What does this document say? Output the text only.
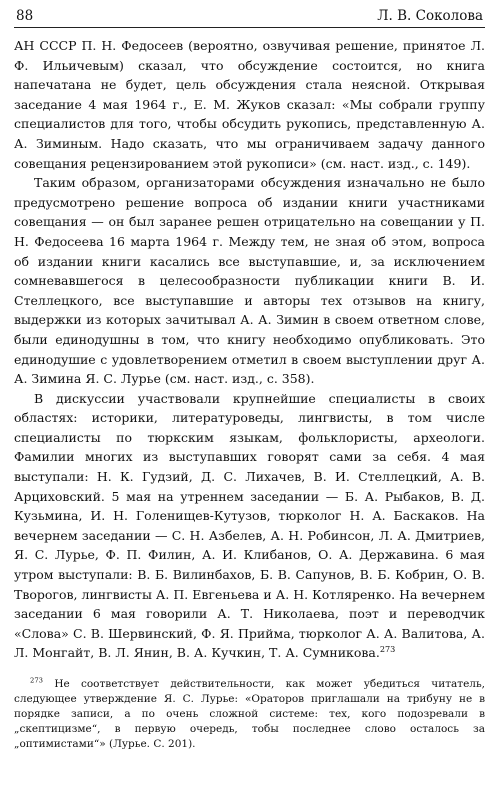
88	Л. В. Соколова

АН СССР П. Н. Федосеев (вероятно, озвучивая решение, принятое Л. Ф. Ильичевым) сказал, что обсуждение состоится, но книга напечатана не будет, цель обсуждения стала неясной. Открывая заседание 4 мая 1964 г., Е. М. Жуков сказал: «Мы собрали группу специалистов для того, чтобы обсудить рукопись, представленную А. А. Зиминым. Надо сказать, что мы ограничиваем задачу данного совещания рецензированием этой рукописи» (см. наст. изд., с. 149).

Таким образом, организаторами обсуждения изначально не было предусмотрено решение вопроса об издании книги участниками совещания — он был заранее решен отрицательно на совещании у П. Н. Федосеева 16 марта 1964 г. Между тем, не зная об этом, вопроса об издании книги касались все выступавшие, и, за исключением сомневавшегося в целесообразности публикации книги В. И. Стеллецкого, все выступавшие и авторы тех отзывов на книгу, выдержки из которых зачитывал А. А. Зимин в своем ответном слове, были единодушны в том, что книгу необходимо опубликовать. Это единодушие с удовлетворением отметил в своем выступлении друг А. А. Зимина Я. С. Лурье (см. наст. изд., с. 358).

В дискуссии участвовали крупнейшие специалисты в своих областях: историки, литературоведы, лингвисты, в том числе специалисты по тюркским языкам, фольклористы, археологи. Фамилии многих из выступавших говорят сами за себя. 4 мая выступали: Н. К. Гудзий, Д. С. Лихачев, В. И. Стеллецкий, А. В. Арциховский. 5 мая на утреннем заседании — Б. А. Рыбаков, В. Д. Кузьмина, И. Н. Голенищев-Кутузов, тюрколог Н. А. Баскаков. На вечернем заседании — С. Н. Азбелев, А. Н. Робинсон, Л. А. Дмитриев, Я. С. Лурье, Ф. П. Филин, А. И. Клибанов, О. А. Державина. 6 мая утром выступали: В. Б. Вилинбахов, Б. В. Сапунов, В. Б. Кобрин, О. В. Творогов, лингвисты А. П. Евгеньева и А. Н. Котляренко. На вечернем заседании 6 мая говорили А. Т. Николаева, поэт и переводчик «Слова» С. В. Шервинский, Ф. Я. Прийма, тюрколог А. А. Валитова, А. Л. Монгайт, В. Л. Янин, В. А. Кучкин, Т. А. Сумникова.$^{273}$

$^{273}$ Не соответствует действительности, как может убедиться читатель, следующее утверждение Я. С. Лурье: «Ораторов приглашали на трибуну не в порядке записи, а по очень сложной системе: тех, кого подозревали в „скептицизме“, в первую очередь, тобы последнее слово осталось за „оптимистами“» (Лурье. С. 201).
------
Set each line of the records down exactly, leaving every picture out.

What does this document say? Output the text only.
88	Л. В. Соколова

АН СССР П. Н. Федосеев (вероятно, озвучивая решение, принятое Л. Ф. Ильичевым) сказал, что обсуждение состоится, но книга напечатана не будет, цель обсуждения стала неясной. Открывая заседание 4 мая 1964 г., Е. М. Жуков сказал: «Мы собрали группу специалистов для того, чтобы обсудить рукопись, представленную А. А. Зиминым. Надо сказать, что мы ограничиваем задачу данного совещания рецензированием этой рукописи» (см. наст. изд., с. 149).

Таким образом, организаторами обсуждения изначально не было предусмотрено решение вопроса об издании книги участниками совещания — он был заранее решен отрицательно на совещании у П. Н. Федосеева 16 марта 1964 г. Между тем, не зная об этом, вопроса об издании книги касались все выступавшие, и, за исключением сомневавшегося в целесообразности публикации книги В. И. Стеллецкого, все выступавшие и авторы тех отзывов на книгу, выдержки из которых зачитывал А. А. Зимин в своем ответном слове, были единодушны в том, что книгу необходимо опубликовать. Это единодушие с удовлетворением отметил в своем выступлении друг А. А. Зимина Я. С. Лурье (см. наст. изд., с. 358).

В дискуссии участвовали крупнейшие специалисты в своих областях: историки, литературоведы, лингвисты, в том числе специалисты по тюркским языкам, фольклористы, археологи. Фамилии многих из выступавших говорят сами за себя. 4 мая выступали: Н. К. Гудзий, Д. С. Лихачев, В. И. Стеллецкий, А. В. Арциховский. 5 мая на утреннем заседании — Б. А. Рыбаков, В. Д. Кузьмина, И. Н. Голенищев-Кутузов, тюрколог Н. А. Баскаков. На вечернем заседании — С. Н. Азбелев, А. Н. Робинсон, Л. А. Дмитриев, Я. С. Лурье, Ф. П. Филин, А. И. Клибанов, О. А. Державина. 6 мая утром выступали: В. Б. Вилинбахов, Б. В. Сапунов, В. Б. Кобрин, О. В. Творогов, лингвисты А. П. Евгеньева и А. Н. Котляренко. На вечернем заседании 6 мая говорили А. Т. Николаева, поэт и переводчик «Слова» С. В. Шервинский, Ф. Я. Прийма, тюрколог А. А. Валитова, А. Л. Монгайт, В. Л. Янин, В. А. Кучкин, Т. А. Сумникова.$^{273}$

$^{273}$ Не соответствует действительности, как может убедиться читатель, следующее утверждение Я. С. Лурье: «Ораторов приглашали на трибуну не в порядке записи, а по очень сложной системе: тех, кого подозревали в „скептицизме“, в первую очередь, тобы последнее слово осталось за „оптимистами“» (Лурье. С. 201).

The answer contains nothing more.